**Excerpted passage:**
Start Spreading the Blues - Kintail, Kintail (Day 1)
by Graeme D » Tue Aug 10, 2010 1:40 pm
Route description: Sgùrr nan Conbhairean, Càrn Ghluasaid and Sàil Chaorainn
Munros included on this walk: Càrn Ghluasaid, Sàil Chaorainn, Sgùrr nan Conbhairean
Date walked: 04/08/2010
Time taken: 7 hours
Distance: 17 kmRegister or Login free to be able to rate and comment on reports (as well as access 1:25000 mapping).
I am of course alluding to the Munro Mecca that is Kintail, which I had previously passed through on a number of occasions en route to and/or returning from either Skye or Torridon, but as of yet, I had not ventured onto the multitude of fantastic mountains dotted around Loch Cluanie and Glen Shiel. Time to get out on the piste in Kintail!
I also hadn't been out walking with my mate Robin since last September, other than on Duke of Edinburgh gigs through school or on our WGL award training days back in March, all of which was pretty cool but none of which really counts. So, as I was saying, we hadn't truly walked together since September. Make that almost a year. It was high time that sorry situation was addressed as well.
Robin has done well over 200 Munros but in the last 2 years has added only two new additions to his list - Beinn Dearg near Blair Atholl and Meall Buidhe in Glen Lyon, both done with yours truly for company. Of his Munros still showing up as red on the map, eight were on the north side of Loch Cluanie. So, plans for an assault on Kintail were duly hatched.

**Source records:**
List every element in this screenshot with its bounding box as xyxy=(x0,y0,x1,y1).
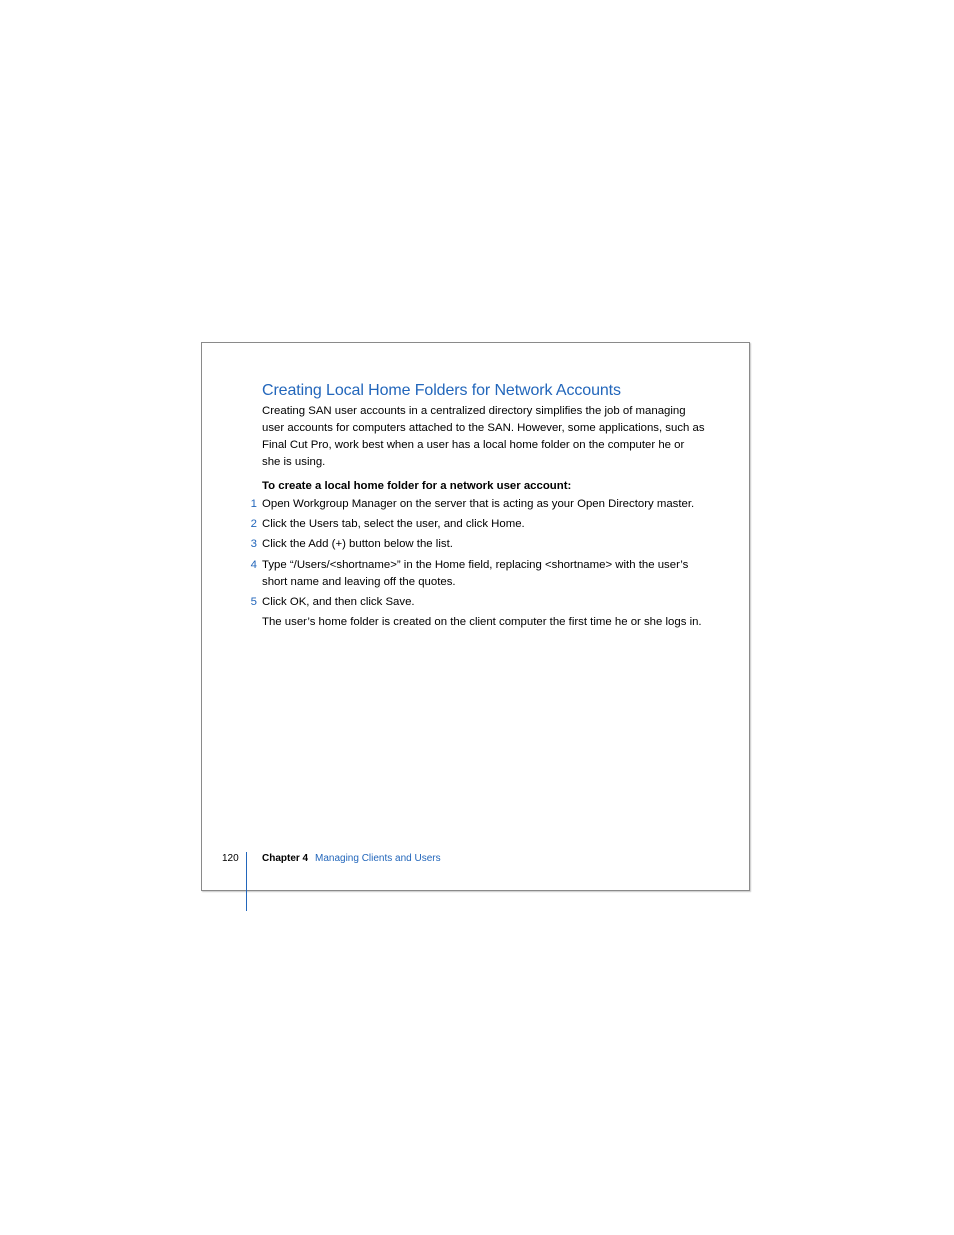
step-item xyxy=(240,496,710,513)
step-text: Click the Users tab, select the user, and click Home. xyxy=(262,518,525,530)
step-item xyxy=(240,516,710,533)
step-number: 2 xyxy=(250,518,257,530)
intro-line: user accounts for computers attached to the SAN. However, some applications, such as xyxy=(262,422,705,434)
footer-chapter-title: Managing Clients and Users xyxy=(315,853,441,864)
intro-line: she is using. xyxy=(262,456,326,468)
step-text: Click OK, and then click Save. xyxy=(262,596,415,608)
step-number: 5 xyxy=(250,596,257,608)
intro-paragraph xyxy=(262,403,708,471)
step-text: Type “/Users/<shortname>” in the Home field, replacing <shortname> with the user’s xyxy=(262,559,689,571)
step-item xyxy=(240,594,710,611)
footer-chapter-label: Chapter 4 xyxy=(262,853,309,864)
result-text: The user’s home folder is created on the client computer the first time he or she logs in. xyxy=(262,616,702,628)
step-item xyxy=(240,536,710,553)
intro-line: Creating SAN user accounts in a centralized directory simplifies the job of managing xyxy=(262,405,686,417)
procedure-heading: To create a local home folder for a network user account: xyxy=(262,480,572,492)
step-text: Open Workgroup Manager on the server that is acting as your Open Directory master. xyxy=(262,498,695,510)
step-number: 4 xyxy=(250,559,257,571)
section-title: Creating Local Home Folders for Network Accounts xyxy=(262,382,621,399)
step-number: 3 xyxy=(250,538,257,550)
intro-line: Final Cut Pro, work best when a user has a local home folder on the computer he or xyxy=(262,439,685,451)
step-text: Click the Add (+) button below the list. xyxy=(262,538,453,550)
footer-rule xyxy=(246,852,247,911)
page-number: 120 xyxy=(222,853,239,864)
step-number: 1 xyxy=(250,498,257,510)
step-item xyxy=(240,557,710,591)
step-text: short name and leaving off the quotes. xyxy=(262,576,456,588)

**Stated goal 1:**
Reproduce every line of the screenshot records exactly, omitting the picture.
**Stated goal 2:**
Carry on the Kintail walk report from its last sentence.
The records are unrelated to the walk report.

**Response 1:**
List every element in this screenshot with its bounding box as xyxy=(x0,y0,x1,y1).
step-item xyxy=(240,496,710,513)
step-text: Click the Users tab, select the user, and click Home. xyxy=(262,518,525,530)
step-item xyxy=(240,516,710,533)
step-number: 2 xyxy=(250,518,257,530)
intro-line: user accounts for computers attached to the SAN. However, some applications, such as xyxy=(262,422,705,434)
footer-chapter-title: Managing Clients and Users xyxy=(315,853,441,864)
intro-line: she is using. xyxy=(262,456,326,468)
step-text: Click OK, and then click Save. xyxy=(262,596,415,608)
step-number: 5 xyxy=(250,596,257,608)
intro-paragraph xyxy=(262,403,708,471)
step-text: Type “/Users/<shortname>” in the Home field, replacing <shortname> with the user’s xyxy=(262,559,689,571)
step-item xyxy=(240,594,710,611)
footer-chapter-label: Chapter 4 xyxy=(262,853,309,864)
result-text: The user’s home folder is created on the client computer the first time he or she logs in. xyxy=(262,616,702,628)
step-item xyxy=(240,536,710,553)
intro-line: Creating SAN user accounts in a centralized directory simplifies the job of managing xyxy=(262,405,686,417)
procedure-heading: To create a local home folder for a network user account: xyxy=(262,480,572,492)
step-text: Open Workgroup Manager on the server that is acting as your Open Directory master. xyxy=(262,498,695,510)
step-number: 4 xyxy=(250,559,257,571)
section-title: Creating Local Home Folders for Network Accounts xyxy=(262,382,621,399)
step-number: 3 xyxy=(250,538,257,550)
intro-line: Final Cut Pro, work best when a user has a local home folder on the computer he or xyxy=(262,439,685,451)
step-text: Click the Add (+) button below the list. xyxy=(262,538,453,550)
footer-rule xyxy=(246,852,247,911)
page-number: 120 xyxy=(222,853,239,864)
step-number: 1 xyxy=(250,498,257,510)
step-item xyxy=(240,557,710,591)
step-text: short name and leaving off the quotes. xyxy=(262,576,456,588)

**Response 2:**
Robin fancied B&B accommodation. I preferred the idea of a high camp. We decided to split the difference and camp from the car. So, a very disorganised yours truly (with stuff thrown willy-nilly into the car) met an equally disorganised Robin (with stuff spewing out of plastic crates in the back of his car) at the Beatrix Potter place in Birnam at 7am as arranged (actually, it was more like 7.30.... I think I already mentioned some organisational issues were encountered). I hastily heaved my gear into the back of his considerably more spacious, more reliable and less wet dog stench ridden motor and dumped my Astra in the dodgiest looking location I could find in the hope that some local neds would avail themselves of it to joy-ride around the mean streets of the Greater Birnam/Dunkeld conurbation before torching it or dumping it in the River Tay. Alas, Birnam must be some kind of ned-free, crime-free utopia in the heart of Scotland. Not even the old computer on the back seat (which I have been carting about there for weeks in the hope of finally remembering to swing by the municipal recycling facility) proved to be adequate bait.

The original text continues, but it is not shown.